*WHAT TO WORK ON*.
Every line that contains "Holdhus" counts once; give the total number of such lines, with no other words.

----------

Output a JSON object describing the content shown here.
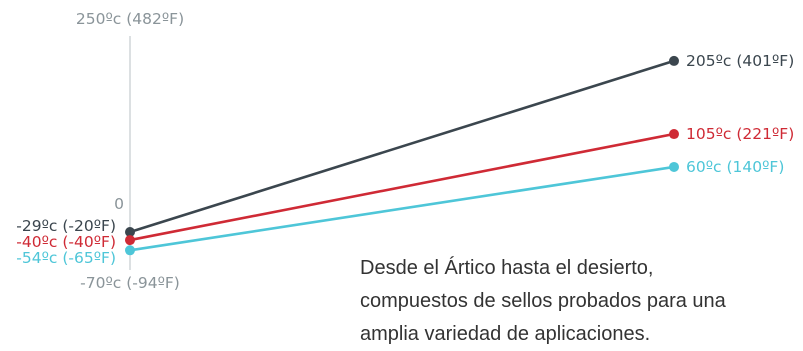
{
  "chart_data": {
    "type": "line",
    "x": [
      "min",
      "max"
    ],
    "ylim": [
      -70,
      250
    ],
    "axis_tick_labels": [
      {
        "value": 250,
        "text": "250ºc (482ºF)"
      },
      {
        "value": 0,
        "text": "0"
      },
      {
        "value": -70,
        "text": "-70ºc (-94ºF)"
      }
    ],
    "series": [
      {
        "color": "#3b464e",
        "values": [
          -29,
          205
        ],
        "labels": [
          "-29ºc (-20ºF)",
          "205ºc (401ºF)"
        ]
      },
      {
        "color": "#cf2a35",
        "values": [
          -40,
          105
        ],
        "labels": [
          "-40ºc (-40ºF)",
          "105ºc (221ºF)"
        ]
      },
      {
        "color": "#4ec6d8",
        "values": [
          -54,
          60
        ],
        "labels": [
          "-54ºc (-65ºF)",
          "60ºc (140ºF)"
        ]
      }
    ],
    "grid": false,
    "legend": "none",
    "axis_color": "#b9c0c4"
  },
  "caption": {
    "lines": [
      "Desde el Ártico hasta el desierto,",
      "compuestos de sellos probados para una",
      "amplia variedad de aplicaciones."
    ]
  }
}
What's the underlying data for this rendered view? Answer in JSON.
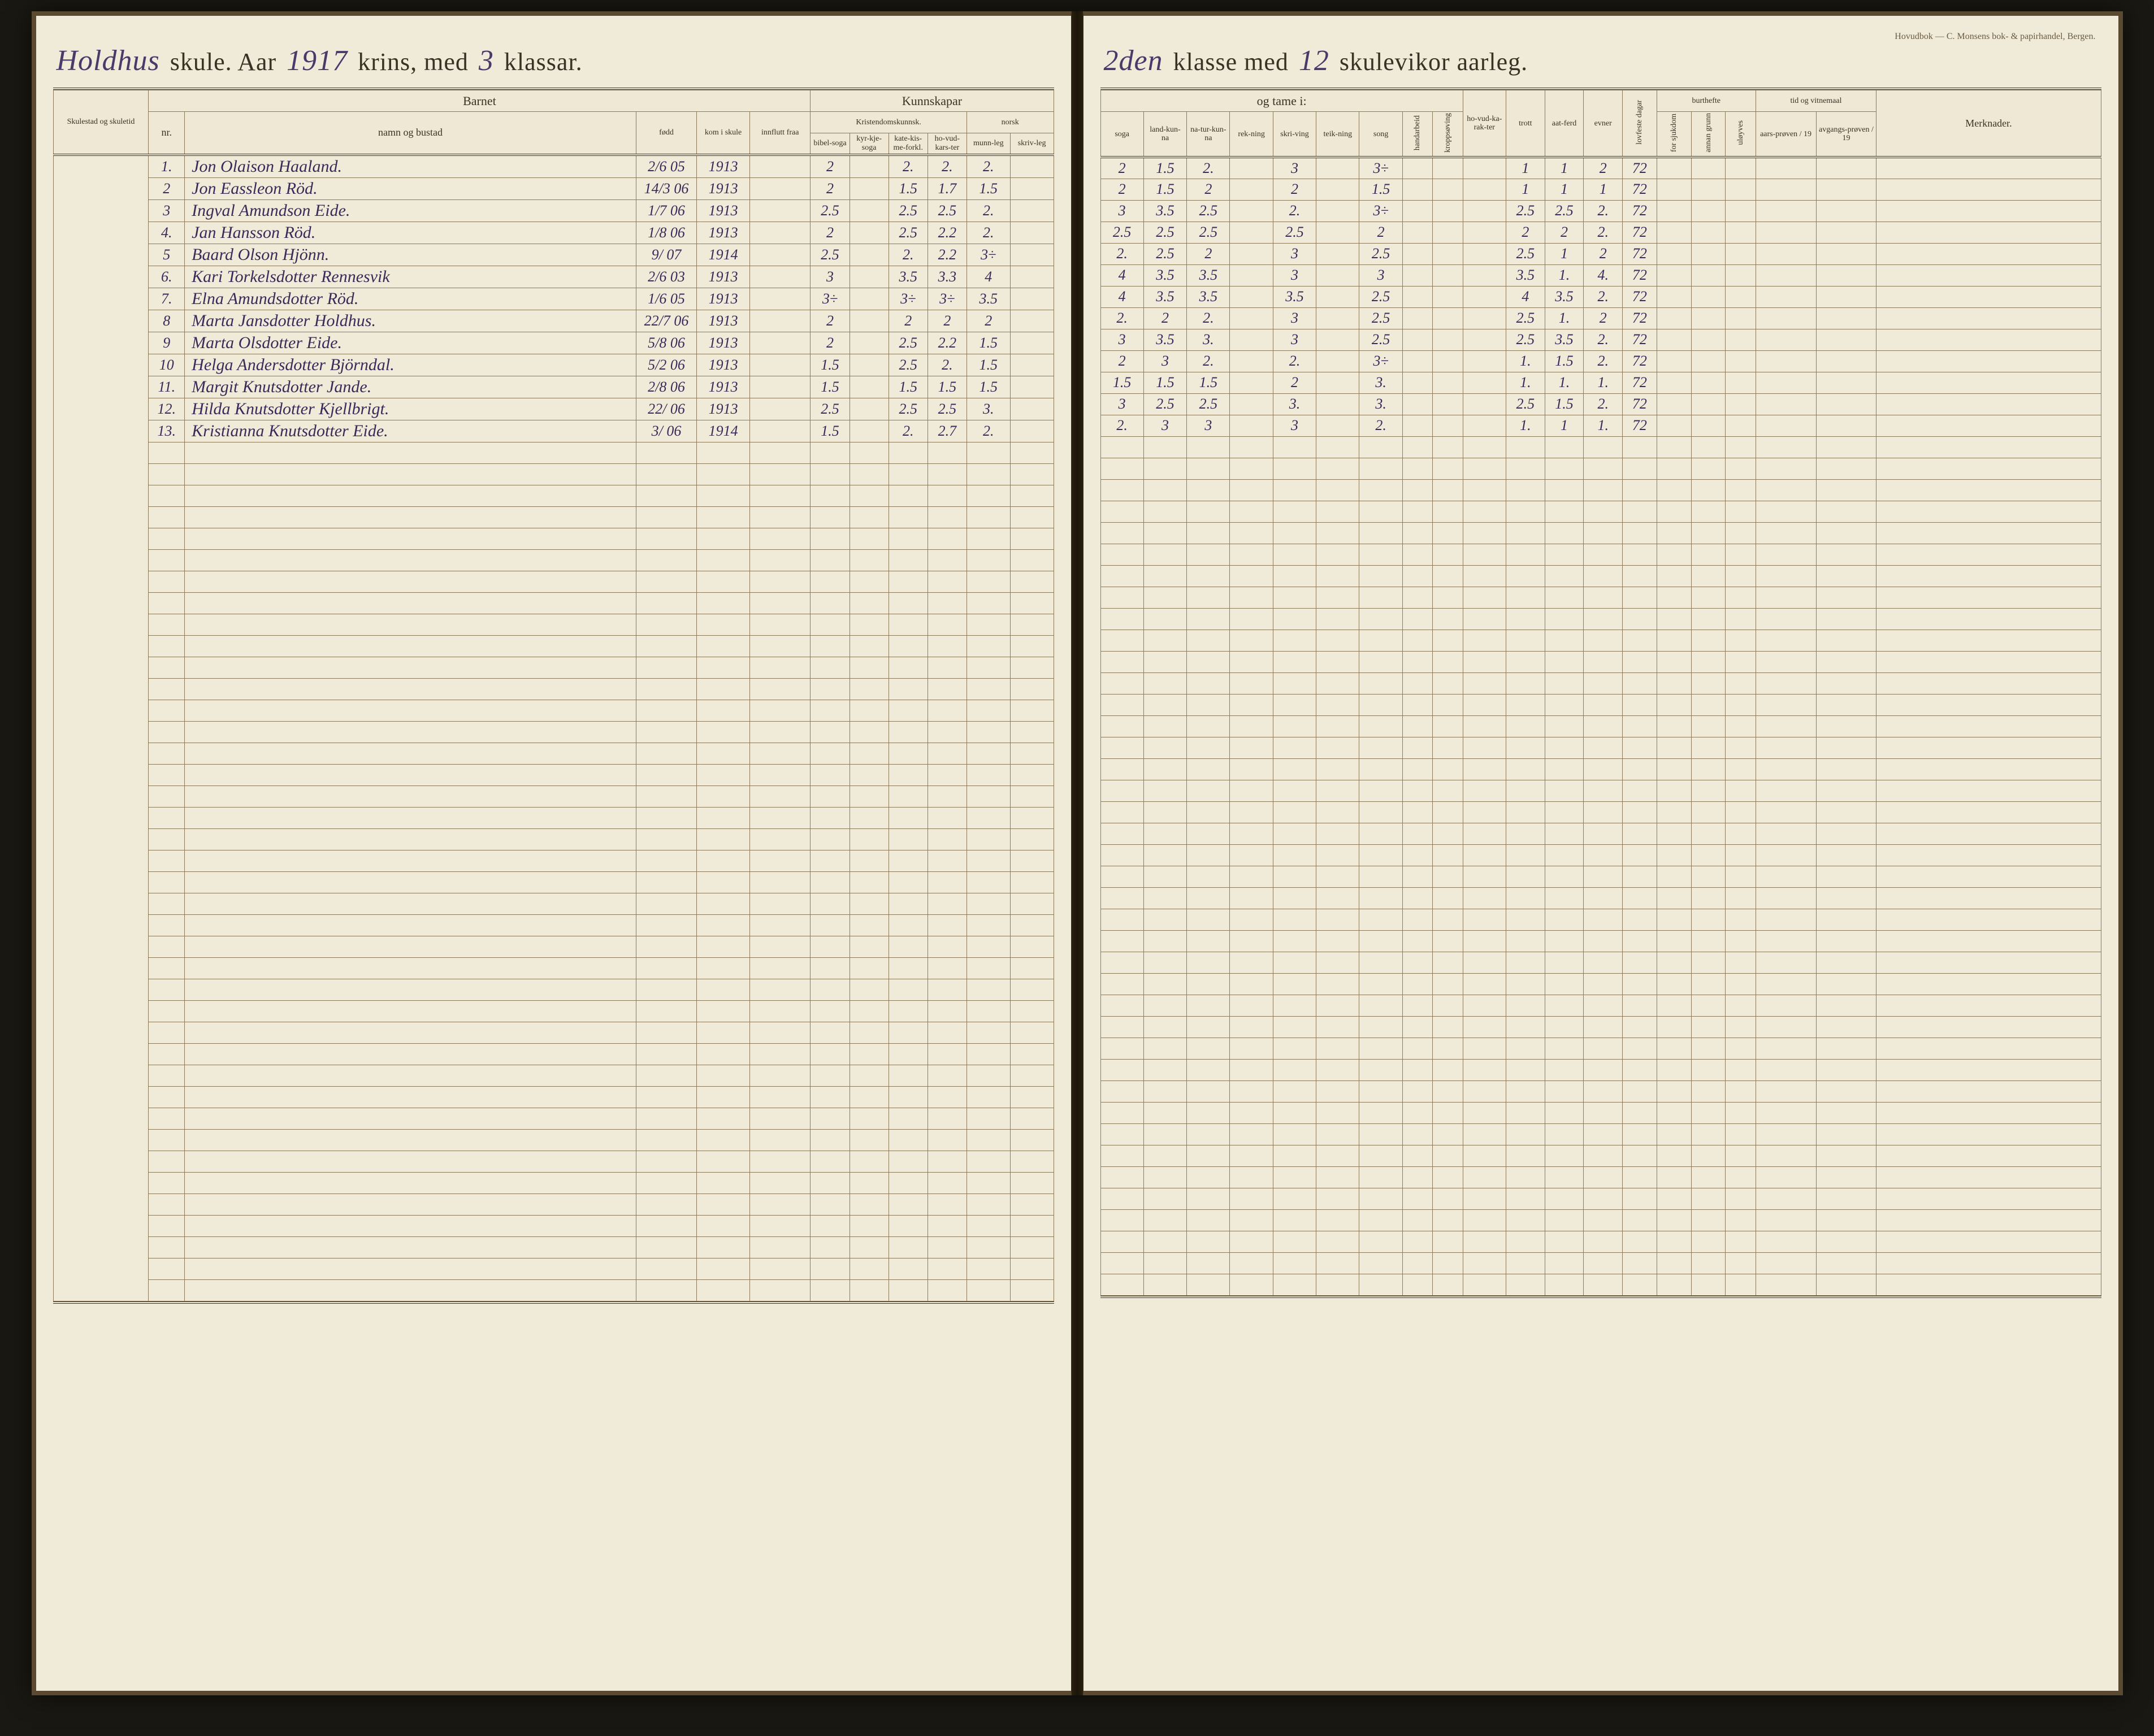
{
  "imprint": "Hovudbok — C. Monsens bok- & papirhandel, Bergen.",
  "header_left": {
    "school_name": "Holdhus",
    "printed1": "skule.   Aar",
    "year": "1917",
    "printed2": "krins, med",
    "class_count": "3",
    "printed3": "klassar."
  },
  "header_right": {
    "class_num": "2den",
    "printed1": "klasse med",
    "weeks": "12",
    "printed2": "skulevikor aarleg."
  },
  "left_side_label": "Skulestad og skuletid",
  "left_groups": {
    "barnet": "Barnet",
    "kunnskapar": "Kunnskapar",
    "kristendom": "Kristendomskunnsk.",
    "norsk": "norsk"
  },
  "left_cols": {
    "nr": "nr.",
    "namn": "namn og bustad",
    "fodd": "fødd",
    "kom": "kom i skule",
    "innflutt": "innflutt fraa",
    "bibel": "bibel-soga",
    "kyrkje": "kyr-kje-soga",
    "kate": "kate-kis-me-forkl.",
    "hovud": "ho-vud-kars-ter",
    "munn": "munn-leg",
    "skriv": "skriv-leg"
  },
  "right_groups": {
    "tame": "og tame i:",
    "burthefte": "burthefte",
    "tid": "tid og vitnemaal"
  },
  "right_cols": {
    "soga": "soga",
    "landkunna": "land-kun-na",
    "natur": "na-tur-kun-na",
    "rekning": "rek-ning",
    "skriving": "skri-ving",
    "teikning": "teik-ning",
    "song": "song",
    "handarbeid": "handarbeid",
    "kropp": "kroppsøving",
    "hovud": "ho-vud-ka-rak-ter",
    "trott": "trott",
    "aatferd": "aat-ferd",
    "evner": "evner",
    "lovfeste": "lovfeste dagar",
    "sjukdom": "for sjukdom",
    "annan": "annan grunn",
    "uloyves": "uløyves",
    "aars": "aars-prøven / 19",
    "avgangs": "avgangs-prøven / 19",
    "merknader": "Merknader."
  },
  "students": [
    {
      "nr": "1.",
      "name": "Jon Olaison Haaland.",
      "fodd": "2/6 05",
      "kom": "1913",
      "k1": "2",
      "k2": "",
      "k3": "2.",
      "k4": "2.",
      "n1": "2.",
      "n2": "",
      "soga": "2",
      "land": "1.5",
      "natur": "2.",
      "rek": "",
      "skr": "3",
      "teik": "",
      "song": "3÷",
      "hov": "",
      "trott": "1",
      "aat": "1",
      "evn": "2",
      "lov": "72"
    },
    {
      "nr": "2",
      "name": "Jon Eassleon Röd.",
      "fodd": "14/3 06",
      "kom": "1913",
      "k1": "2",
      "k2": "",
      "k3": "1.5",
      "k4": "1.7",
      "n1": "1.5",
      "n2": "",
      "soga": "2",
      "land": "1.5",
      "natur": "2",
      "rek": "",
      "skr": "2",
      "teik": "",
      "song": "1.5",
      "hov": "",
      "trott": "1",
      "aat": "1",
      "evn": "1",
      "lov": "72"
    },
    {
      "nr": "3",
      "name": "Ingval Amundson Eide.",
      "fodd": "1/7 06",
      "kom": "1913",
      "k1": "2.5",
      "k2": "",
      "k3": "2.5",
      "k4": "2.5",
      "n1": "2.",
      "n2": "",
      "soga": "3",
      "land": "3.5",
      "natur": "2.5",
      "rek": "",
      "skr": "2.",
      "teik": "",
      "song": "3÷",
      "hov": "",
      "trott": "2.5",
      "aat": "2.5",
      "evn": "2.",
      "lov": "72"
    },
    {
      "nr": "4.",
      "name": "Jan Hansson Röd.",
      "fodd": "1/8 06",
      "kom": "1913",
      "k1": "2",
      "k2": "",
      "k3": "2.5",
      "k4": "2.2",
      "n1": "2.",
      "n2": "",
      "soga": "2.5",
      "land": "2.5",
      "natur": "2.5",
      "rek": "",
      "skr": "2.5",
      "teik": "",
      "song": "2",
      "hov": "",
      "trott": "2",
      "aat": "2",
      "evn": "2.",
      "lov": "72"
    },
    {
      "nr": "5",
      "name": "Baard Olson Hjönn.",
      "fodd": "9/ 07",
      "kom": "1914",
      "k1": "2.5",
      "k2": "",
      "k3": "2.",
      "k4": "2.2",
      "n1": "3÷",
      "n2": "",
      "soga": "2.",
      "land": "2.5",
      "natur": "2",
      "rek": "",
      "skr": "3",
      "teik": "",
      "song": "2.5",
      "hov": "",
      "trott": "2.5",
      "aat": "1",
      "evn": "2",
      "lov": "72"
    },
    {
      "nr": "6.",
      "name": "Kari Torkelsdotter Rennesvik",
      "fodd": "2/6 03",
      "kom": "1913",
      "k1": "3",
      "k2": "",
      "k3": "3.5",
      "k4": "3.3",
      "n1": "4",
      "n2": "",
      "soga": "4",
      "land": "3.5",
      "natur": "3.5",
      "rek": "",
      "skr": "3",
      "teik": "",
      "song": "3",
      "hov": "",
      "trott": "3.5",
      "aat": "1.",
      "evn": "4.",
      "lov": "72"
    },
    {
      "nr": "7.",
      "name": "Elna Amundsdotter Röd.",
      "fodd": "1/6 05",
      "kom": "1913",
      "k1": "3÷",
      "k2": "",
      "k3": "3÷",
      "k4": "3÷",
      "n1": "3.5",
      "n2": "",
      "soga": "4",
      "land": "3.5",
      "natur": "3.5",
      "rek": "",
      "skr": "3.5",
      "teik": "",
      "song": "2.5",
      "hov": "",
      "trott": "4",
      "aat": "3.5",
      "evn": "2.",
      "lov": "72"
    },
    {
      "nr": "8",
      "name": "Marta Jansdotter Holdhus.",
      "fodd": "22/7 06",
      "kom": "1913",
      "k1": "2",
      "k2": "",
      "k3": "2",
      "k4": "2",
      "n1": "2",
      "n2": "",
      "soga": "2.",
      "land": "2",
      "natur": "2.",
      "rek": "",
      "skr": "3",
      "teik": "",
      "song": "2.5",
      "hov": "",
      "trott": "2.5",
      "aat": "1.",
      "evn": "2",
      "lov": "72"
    },
    {
      "nr": "9",
      "name": "Marta Olsdotter Eide.",
      "fodd": "5/8 06",
      "kom": "1913",
      "k1": "2",
      "k2": "",
      "k3": "2.5",
      "k4": "2.2",
      "n1": "1.5",
      "n2": "",
      "soga": "3",
      "land": "3.5",
      "natur": "3.",
      "rek": "",
      "skr": "3",
      "teik": "",
      "song": "2.5",
      "hov": "",
      "trott": "2.5",
      "aat": "3.5",
      "evn": "2.",
      "lov": "72"
    },
    {
      "nr": "10",
      "name": "Helga Andersdotter Björndal.",
      "fodd": "5/2 06",
      "kom": "1913",
      "k1": "1.5",
      "k2": "",
      "k3": "2.5",
      "k4": "2.",
      "n1": "1.5",
      "n2": "",
      "soga": "2",
      "land": "3",
      "natur": "2.",
      "rek": "",
      "skr": "2.",
      "teik": "",
      "song": "3÷",
      "hov": "",
      "trott": "1.",
      "aat": "1.5",
      "evn": "2.",
      "lov": "72"
    },
    {
      "nr": "11.",
      "name": "Margit Knutsdotter Jande.",
      "fodd": "2/8 06",
      "kom": "1913",
      "k1": "1.5",
      "k2": "",
      "k3": "1.5",
      "k4": "1.5",
      "n1": "1.5",
      "n2": "",
      "soga": "1.5",
      "land": "1.5",
      "natur": "1.5",
      "rek": "",
      "skr": "2",
      "teik": "",
      "song": "3.",
      "hov": "",
      "trott": "1.",
      "aat": "1.",
      "evn": "1.",
      "lov": "72"
    },
    {
      "nr": "12.",
      "name": "Hilda Knutsdotter Kjellbrigt.",
      "fodd": "22/ 06",
      "kom": "1913",
      "k1": "2.5",
      "k2": "",
      "k3": "2.5",
      "k4": "2.5",
      "n1": "3.",
      "n2": "",
      "soga": "3",
      "land": "2.5",
      "natur": "2.5",
      "rek": "",
      "skr": "3.",
      "teik": "",
      "song": "3.",
      "hov": "",
      "trott": "2.5",
      "aat": "1.5",
      "evn": "2.",
      "lov": "72"
    },
    {
      "nr": "13.",
      "name": "Kristianna Knutsdotter Eide.",
      "fodd": "3/ 06",
      "kom": "1914",
      "k1": "1.5",
      "k2": "",
      "k3": "2.",
      "k4": "2.7",
      "n1": "2.",
      "n2": "",
      "soga": "2.",
      "land": "3",
      "natur": "3",
      "rek": "",
      "skr": "3",
      "teik": "",
      "song": "2.",
      "hov": "",
      "trott": "1.",
      "aat": "1",
      "evn": "1.",
      "lov": "72"
    }
  ],
  "blank_rows": 40,
  "colors": {
    "page": "#f0ebd8",
    "ink": "#3a3224",
    "rule": "#8a7a5a",
    "script": "#3a2a5a"
  }
}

----------

*THE ANSWER*.
2